Write out all the lines again, precisely as they stand, but without the images.

> [Data section]
* BEGIN *
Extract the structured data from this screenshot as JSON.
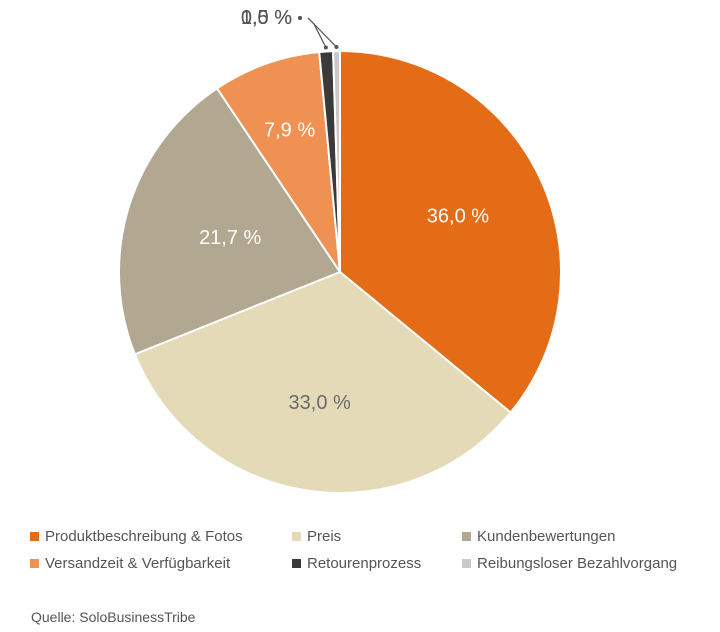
{
  "chart_data": {
    "type": "pie",
    "source": "Quelle: SoloBusinessTribe",
    "series": [
      {
        "name": "Produktbeschreibung & Fotos",
        "value": 36.0,
        "label": "36,0 %",
        "color": "#E46C17",
        "label_color": "#ffffff"
      },
      {
        "name": "Preis",
        "value": 33.0,
        "label": "33,0 %",
        "color": "#E5DAB8",
        "label_color": "#6b6b6b"
      },
      {
        "name": "Kundenbewertungen",
        "value": 21.7,
        "label": "21,7 %",
        "color": "#B2A791",
        "label_color": "#ffffff"
      },
      {
        "name": "Versandzeit & Verfügbarkeit",
        "value": 7.9,
        "label": "7,9 %",
        "color": "#EE9153",
        "label_color": "#ffffff"
      },
      {
        "name": "Retourenprozess",
        "value": 1.0,
        "label": "1,0 %",
        "color": "#3A3A3A",
        "label_color": "#555555"
      },
      {
        "name": "Reibungsloser Bezahlvorgang",
        "value": 0.5,
        "label": "0,5 %",
        "color": "#C9C9C9",
        "label_color": "#555555"
      }
    ]
  }
}
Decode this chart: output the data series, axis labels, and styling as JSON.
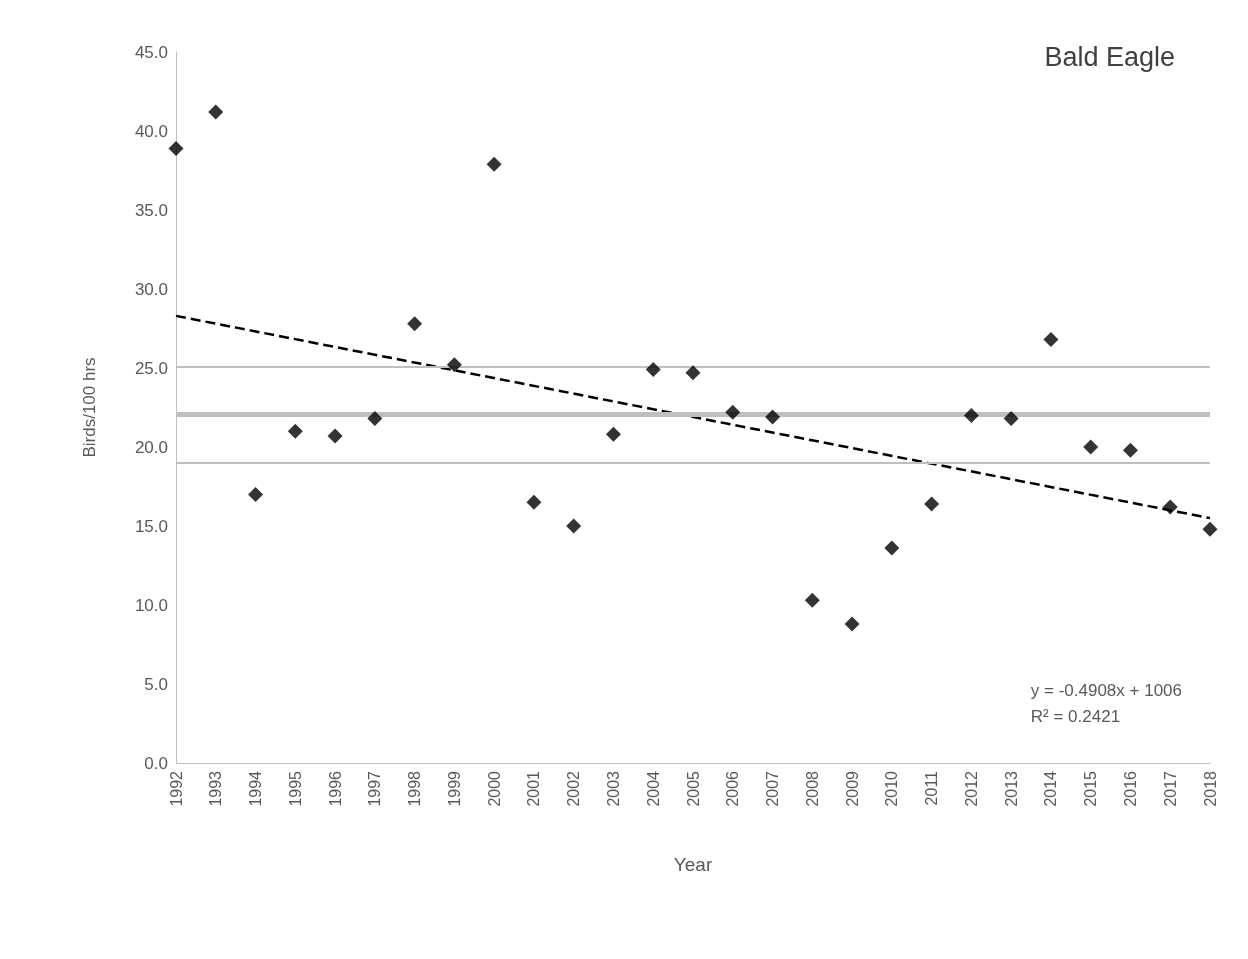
{
  "chart_data": {
    "type": "scatter",
    "title": "Bald Eagle",
    "xlabel": "Year",
    "ylabel": "Birds/100 hrs",
    "x": [
      1992,
      1993,
      1994,
      1995,
      1996,
      1997,
      1998,
      1999,
      2000,
      2001,
      2002,
      2003,
      2004,
      2005,
      2006,
      2007,
      2008,
      2009,
      2010,
      2011,
      2012,
      2013,
      2014,
      2015,
      2016,
      2017,
      2018
    ],
    "series": [
      {
        "color": "#000000",
        "marker": "diamond",
        "values": [
          38.9,
          41.2,
          17.0,
          21.0,
          20.7,
          21.8,
          27.8,
          25.2,
          37.9,
          16.5,
          15.0,
          20.8,
          24.9,
          24.7,
          22.2,
          21.9,
          10.3,
          8.8,
          13.6,
          16.4,
          22.0,
          21.8,
          26.8,
          20.0,
          19.8,
          16.2,
          14.8
        ]
      },
      {
        "type": "line",
        "color": "#000000",
        "marker": "none",
        "line_style": "dashed",
        "x": [
          1992,
          2018
        ],
        "values": [
          28.3,
          15.5
        ]
      }
    ],
    "xlim": [
      1992,
      2018
    ],
    "xticks": [
      1992,
      1993,
      1994,
      1995,
      1996,
      1997,
      1998,
      1999,
      2000,
      2001,
      2002,
      2003,
      2004,
      2005,
      2006,
      2007,
      2008,
      2009,
      2010,
      2011,
      2012,
      2013,
      2014,
      2015,
      2016,
      2017,
      2018
    ],
    "ylim": [
      0,
      45
    ],
    "yticks": [
      {
        "value": 0,
        "label": "0.0"
      },
      {
        "value": 5,
        "label": "5.0"
      },
      {
        "value": 10,
        "label": "10.0"
      },
      {
        "value": 15,
        "label": "15.0"
      },
      {
        "value": 20,
        "label": "20.0"
      },
      {
        "value": 25,
        "label": "25.0"
      },
      {
        "value": 30,
        "label": "30.0"
      },
      {
        "value": 35,
        "label": "35.0"
      },
      {
        "value": 40,
        "label": "40.0"
      },
      {
        "value": 45,
        "label": "45.0"
      }
    ],
    "ref_lines": [
      {
        "axis": "y",
        "value": 25.1,
        "color": "#bfbfbf"
      },
      {
        "axis": "y",
        "value": 22.1,
        "color": "#bfbfbf"
      },
      {
        "axis": "y",
        "value": 19.0,
        "color": "#bfbfbf"
      }
    ],
    "annotations": [
      "y = -0.4908x + 1006",
      "R² = 0.2421"
    ],
    "grid": false
  }
}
* END *
> [Complete response]
Extract the structured data from this screenshot as JSON.
{
  "chart_data": {
    "type": "pie",
    "source": "Quelle: SoloBusinessTribe",
    "series": [
      {
        "name": "Produktbeschreibung & Fotos",
        "value": 36.0,
        "label": "36,0 %",
        "color": "#E46C17",
        "label_color": "#ffffff"
      },
      {
        "name": "Preis",
        "value": 33.0,
        "label": "33,0 %",
        "color": "#E5DAB8",
        "label_color": "#6b6b6b"
      },
      {
        "name": "Kundenbewertungen",
        "value": 21.7,
        "label": "21,7 %",
        "color": "#B2A791",
        "label_color": "#ffffff"
      },
      {
        "name": "Versandzeit & Verfügbarkeit",
        "value": 7.9,
        "label": "7,9 %",
        "color": "#EE9153",
        "label_color": "#ffffff"
      },
      {
        "name": "Retourenprozess",
        "value": 1.0,
        "label": "1,0 %",
        "color": "#3A3A3A",
        "label_color": "#555555"
      },
      {
        "name": "Reibungsloser Bezahlvorgang",
        "value": 0.5,
        "label": "0,5 %",
        "color": "#C9C9C9",
        "label_color": "#555555"
      }
    ]
  }
}
Decode this chart: output the data series, axis labels, and styling as JSON.
{
  "chart_data": {
    "type": "scatter",
    "title": "Bald Eagle",
    "xlabel": "Year",
    "ylabel": "Birds/100 hrs",
    "x": [
      1992,
      1993,
      1994,
      1995,
      1996,
      1997,
      1998,
      1999,
      2000,
      2001,
      2002,
      2003,
      2004,
      2005,
      2006,
      2007,
      2008,
      2009,
      2010,
      2011,
      2012,
      2013,
      2014,
      2015,
      2016,
      2017,
      2018
    ],
    "series": [
      {
        "color": "#000000",
        "marker": "diamond",
        "values": [
          38.9,
          41.2,
          17.0,
          21.0,
          20.7,
          21.8,
          27.8,
          25.2,
          37.9,
          16.5,
          15.0,
          20.8,
          24.9,
          24.7,
          22.2,
          21.9,
          10.3,
          8.8,
          13.6,
          16.4,
          22.0,
          21.8,
          26.8,
          20.0,
          19.8,
          16.2,
          14.8
        ]
      },
      {
        "type": "line",
        "color": "#000000",
        "marker": "none",
        "line_style": "dashed",
        "x": [
          1992,
          2018
        ],
        "values": [
          28.3,
          15.5
        ]
      }
    ],
    "xlim": [
      1992,
      2018
    ],
    "xticks": [
      1992,
      1993,
      1994,
      1995,
      1996,
      1997,
      1998,
      1999,
      2000,
      2001,
      2002,
      2003,
      2004,
      2005,
      2006,
      2007,
      2008,
      2009,
      2010,
      2011,
      2012,
      2013,
      2014,
      2015,
      2016,
      2017,
      2018
    ],
    "ylim": [
      0,
      45
    ],
    "yticks": [
      {
        "value": 0,
        "label": "0.0"
      },
      {
        "value": 5,
        "label": "5.0"
      },
      {
        "value": 10,
        "label": "10.0"
      },
      {
        "value": 15,
        "label": "15.0"
      },
      {
        "value": 20,
        "label": "20.0"
      },
      {
        "value": 25,
        "label": "25.0"
      },
      {
        "value": 30,
        "label": "30.0"
      },
      {
        "value": 35,
        "label": "35.0"
      },
      {
        "value": 40,
        "label": "40.0"
      },
      {
        "value": 45,
        "label": "45.0"
      }
    ],
    "ref_lines": [
      {
        "axis": "y",
        "value": 25.1,
        "color": "#bfbfbf"
      },
      {
        "axis": "y",
        "value": 22.1,
        "color": "#bfbfbf"
      },
      {
        "axis": "y",
        "value": 19.0,
        "color": "#bfbfbf"
      }
    ],
    "annotations": [
      "y = -0.4908x + 1006",
      "R² = 0.2421"
    ],
    "grid": false
  }
}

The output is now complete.